▶ RECORD LIST
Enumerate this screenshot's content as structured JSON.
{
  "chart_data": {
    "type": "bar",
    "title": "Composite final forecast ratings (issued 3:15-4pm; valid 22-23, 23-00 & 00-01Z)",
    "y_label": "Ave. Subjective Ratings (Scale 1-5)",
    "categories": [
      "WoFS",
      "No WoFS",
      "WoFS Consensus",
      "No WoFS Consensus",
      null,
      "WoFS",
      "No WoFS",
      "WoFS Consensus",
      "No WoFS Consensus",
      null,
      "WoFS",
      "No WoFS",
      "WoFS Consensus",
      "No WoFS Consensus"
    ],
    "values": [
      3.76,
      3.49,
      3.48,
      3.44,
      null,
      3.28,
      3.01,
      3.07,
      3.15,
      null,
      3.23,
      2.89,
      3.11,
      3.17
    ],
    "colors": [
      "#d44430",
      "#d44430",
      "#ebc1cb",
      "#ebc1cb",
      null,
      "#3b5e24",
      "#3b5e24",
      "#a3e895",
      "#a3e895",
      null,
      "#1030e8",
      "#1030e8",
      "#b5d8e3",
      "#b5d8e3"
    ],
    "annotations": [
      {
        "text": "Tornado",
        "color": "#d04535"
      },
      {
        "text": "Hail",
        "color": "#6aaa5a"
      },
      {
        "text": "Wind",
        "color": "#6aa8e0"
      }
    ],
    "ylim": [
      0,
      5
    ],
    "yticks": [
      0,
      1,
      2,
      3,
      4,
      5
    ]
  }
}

▶ WORK REQUIRED
Write out all the records above again, exactly as they stand.

▶ SOLUTION
Enumerate this screenshot's content as structured JSON.
{
  "chart_data": {
    "type": "bar",
    "title": "Composite final forecast ratings (issued 3:15-4pm; valid 22-23, 23-00 & 00-01Z)",
    "y_label": "Ave. Subjective Ratings (Scale 1-5)",
    "categories": [
      "WoFS",
      "No WoFS",
      "WoFS Consensus",
      "No WoFS Consensus",
      null,
      "WoFS",
      "No WoFS",
      "WoFS Consensus",
      "No WoFS Consensus",
      null,
      "WoFS",
      "No WoFS",
      "WoFS Consensus",
      "No WoFS Consensus"
    ],
    "values": [
      3.76,
      3.49,
      3.48,
      3.44,
      null,
      3.28,
      3.01,
      3.07,
      3.15,
      null,
      3.23,
      2.89,
      3.11,
      3.17
    ],
    "colors": [
      "#d44430",
      "#d44430",
      "#ebc1cb",
      "#ebc1cb",
      null,
      "#3b5e24",
      "#3b5e24",
      "#a3e895",
      "#a3e895",
      null,
      "#1030e8",
      "#1030e8",
      "#b5d8e3",
      "#b5d8e3"
    ],
    "annotations": [
      {
        "text": "Tornado",
        "color": "#d04535"
      },
      {
        "text": "Hail",
        "color": "#6aaa5a"
      },
      {
        "text": "Wind",
        "color": "#6aa8e0"
      }
    ],
    "ylim": [
      0,
      5
    ],
    "yticks": [
      0,
      1,
      2,
      3,
      4,
      5
    ]
  }
}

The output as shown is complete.